### [WORKING DATA]
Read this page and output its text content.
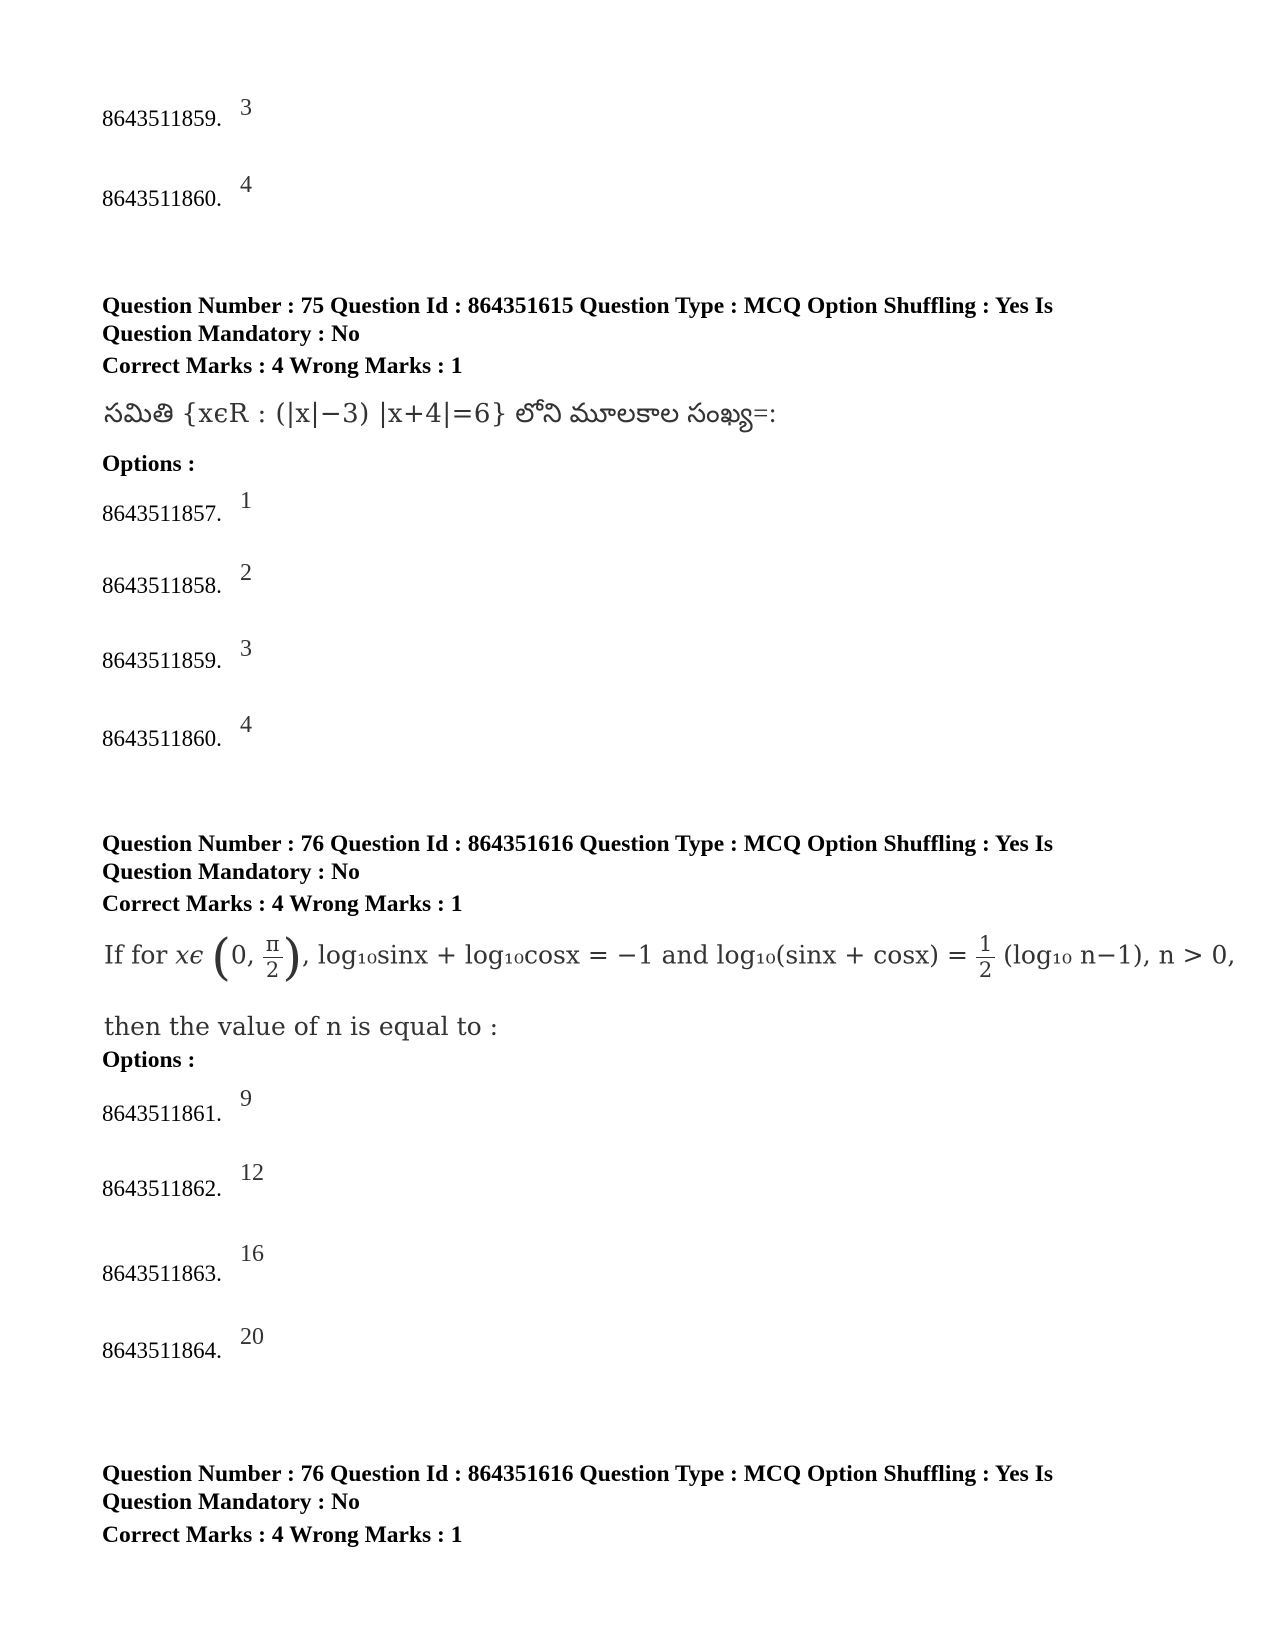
8643511859. 3
8643511860.
4
Question Number : 75 Question Id : 864351615 Question Type : MCQ Option Shuffling : Yes Is
Question Mandatory : No
Correct Marks : 4 Wrong Marks : 1
సమితి {xєR : (|x|−3) |x+4|=6} లోని మూలకాల సంఖ్య=:
Options :
8643511857. 1
8643511858. 2
8643511859. 3
8643511860.
4
Question Number : 76 Question Id : 864351616 Question Type : MCQ Option Shuffling : Yes Is
Question Mandatory : No
Correct Marks : 4 Wrong Marks : 1
If for xє (0, $\frac{\pi}{2}$ ), log₁₀sinx + log₁₀cosx = −1 and $\log_{10}(\sin x + \cos x) = \frac{1}{2} (\log_{10}$ n−1), n > 0,
then the value of n is equal to :
Options :
8643511861.
9
8643511862.
12
8643511863.
16
8643511864.
20
Question Number : 76 Question Id : 864351616 Question Type : MCQ Option Shuffling : Yes Is
Question Mandatory : No
Correct Marks : 4 Wrong Marks : 1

### [EXERCISE DIRECTIONS]
Write out the listing above again, exactly, but with no pictures in the copy.

### [EXERCISE RESPONSE]
Read this page and output its text content.
8643511859. 3
8643511860.
4
Question Number : 75 Question Id : 864351615 Question Type : MCQ Option Shuffling : Yes Is
Question Mandatory : No
Correct Marks : 4 Wrong Marks : 1
సమితి {xєR : (|x|−3) |x+4|=6} లోని మూలకాల సంఖ్య=:
Options :
8643511857. 1
8643511858. 2
8643511859. 3
8643511860.
4
Question Number : 76 Question Id : 864351616 Question Type : MCQ Option Shuffling : Yes Is
Question Mandatory : No
Correct Marks : 4 Wrong Marks : 1
If for xє (0, $\frac{\pi}{2}$ ), log₁₀sinx + log₁₀cosx = −1 and $\log_{10}(\sin x + \cos x) = \frac{1}{2} (\log_{10}$ n−1), n > 0,
then the value of n is equal to :
Options :
8643511861.
9
8643511862.
12
8643511863.
16
8643511864.
20
Question Number : 76 Question Id : 864351616 Question Type : MCQ Option Shuffling : Yes Is
Question Mandatory : No
Correct Marks : 4 Wrong Marks : 1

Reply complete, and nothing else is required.